*Problem to solve*. Gather every line in the records below that contains the word "page".

------------------------------

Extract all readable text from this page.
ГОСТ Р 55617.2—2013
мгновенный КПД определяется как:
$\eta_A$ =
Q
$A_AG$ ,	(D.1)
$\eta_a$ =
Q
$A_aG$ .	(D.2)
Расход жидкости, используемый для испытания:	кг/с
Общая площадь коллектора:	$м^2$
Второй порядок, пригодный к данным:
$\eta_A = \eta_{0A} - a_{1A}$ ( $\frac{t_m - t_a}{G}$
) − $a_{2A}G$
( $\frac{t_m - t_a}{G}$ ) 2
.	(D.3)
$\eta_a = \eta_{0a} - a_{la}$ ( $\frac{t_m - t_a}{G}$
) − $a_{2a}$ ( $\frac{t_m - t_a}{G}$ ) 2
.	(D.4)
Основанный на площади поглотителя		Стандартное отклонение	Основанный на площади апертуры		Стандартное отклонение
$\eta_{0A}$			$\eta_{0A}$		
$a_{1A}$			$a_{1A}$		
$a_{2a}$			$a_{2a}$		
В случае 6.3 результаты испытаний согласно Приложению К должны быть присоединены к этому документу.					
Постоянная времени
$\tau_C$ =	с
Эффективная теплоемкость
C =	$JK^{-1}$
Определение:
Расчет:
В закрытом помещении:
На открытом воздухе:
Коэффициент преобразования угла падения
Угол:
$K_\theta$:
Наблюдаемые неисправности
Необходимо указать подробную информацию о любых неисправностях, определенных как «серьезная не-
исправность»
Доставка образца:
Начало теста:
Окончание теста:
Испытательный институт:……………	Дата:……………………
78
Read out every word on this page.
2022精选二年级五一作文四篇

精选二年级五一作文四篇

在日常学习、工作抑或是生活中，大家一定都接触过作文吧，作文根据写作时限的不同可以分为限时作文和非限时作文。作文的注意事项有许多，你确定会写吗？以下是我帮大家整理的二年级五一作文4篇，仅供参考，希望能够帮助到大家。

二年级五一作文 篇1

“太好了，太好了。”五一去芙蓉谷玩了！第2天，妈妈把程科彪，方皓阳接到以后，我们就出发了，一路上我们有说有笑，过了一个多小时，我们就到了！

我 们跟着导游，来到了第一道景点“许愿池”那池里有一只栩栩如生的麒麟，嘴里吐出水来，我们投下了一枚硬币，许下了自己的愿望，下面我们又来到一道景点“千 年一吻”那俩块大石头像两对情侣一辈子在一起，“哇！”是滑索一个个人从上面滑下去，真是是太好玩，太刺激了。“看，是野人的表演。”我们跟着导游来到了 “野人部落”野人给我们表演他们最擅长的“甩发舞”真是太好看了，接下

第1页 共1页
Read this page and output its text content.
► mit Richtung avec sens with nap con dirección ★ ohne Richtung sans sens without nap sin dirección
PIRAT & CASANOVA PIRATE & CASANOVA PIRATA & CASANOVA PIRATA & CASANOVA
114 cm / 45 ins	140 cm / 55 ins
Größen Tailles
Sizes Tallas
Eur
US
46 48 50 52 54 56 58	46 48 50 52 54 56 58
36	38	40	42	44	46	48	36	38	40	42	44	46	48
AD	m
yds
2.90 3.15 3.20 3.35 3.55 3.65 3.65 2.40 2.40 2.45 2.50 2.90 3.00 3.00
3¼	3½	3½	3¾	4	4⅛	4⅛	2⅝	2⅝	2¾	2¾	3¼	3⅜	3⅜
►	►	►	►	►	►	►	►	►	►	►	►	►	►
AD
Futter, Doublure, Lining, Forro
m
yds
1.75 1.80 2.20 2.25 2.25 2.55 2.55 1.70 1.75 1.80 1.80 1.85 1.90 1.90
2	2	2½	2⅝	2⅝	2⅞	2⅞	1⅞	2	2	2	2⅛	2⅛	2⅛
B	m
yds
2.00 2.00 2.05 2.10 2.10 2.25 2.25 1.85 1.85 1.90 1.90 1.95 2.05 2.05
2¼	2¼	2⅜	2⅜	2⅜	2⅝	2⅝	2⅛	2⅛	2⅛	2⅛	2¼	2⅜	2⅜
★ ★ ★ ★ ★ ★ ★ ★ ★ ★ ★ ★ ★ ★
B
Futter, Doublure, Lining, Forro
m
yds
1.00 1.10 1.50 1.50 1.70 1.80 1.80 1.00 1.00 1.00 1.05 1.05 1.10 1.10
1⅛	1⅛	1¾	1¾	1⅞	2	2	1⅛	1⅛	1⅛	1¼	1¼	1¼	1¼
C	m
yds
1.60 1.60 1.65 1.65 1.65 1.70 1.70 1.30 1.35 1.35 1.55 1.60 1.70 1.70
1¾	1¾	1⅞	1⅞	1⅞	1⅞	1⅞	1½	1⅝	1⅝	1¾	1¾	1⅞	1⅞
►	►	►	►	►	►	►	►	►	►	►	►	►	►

------------------------------

*Worked answer*.
Extract all readable text from this page.
Read out every word on this page.
Read this page and output its text content.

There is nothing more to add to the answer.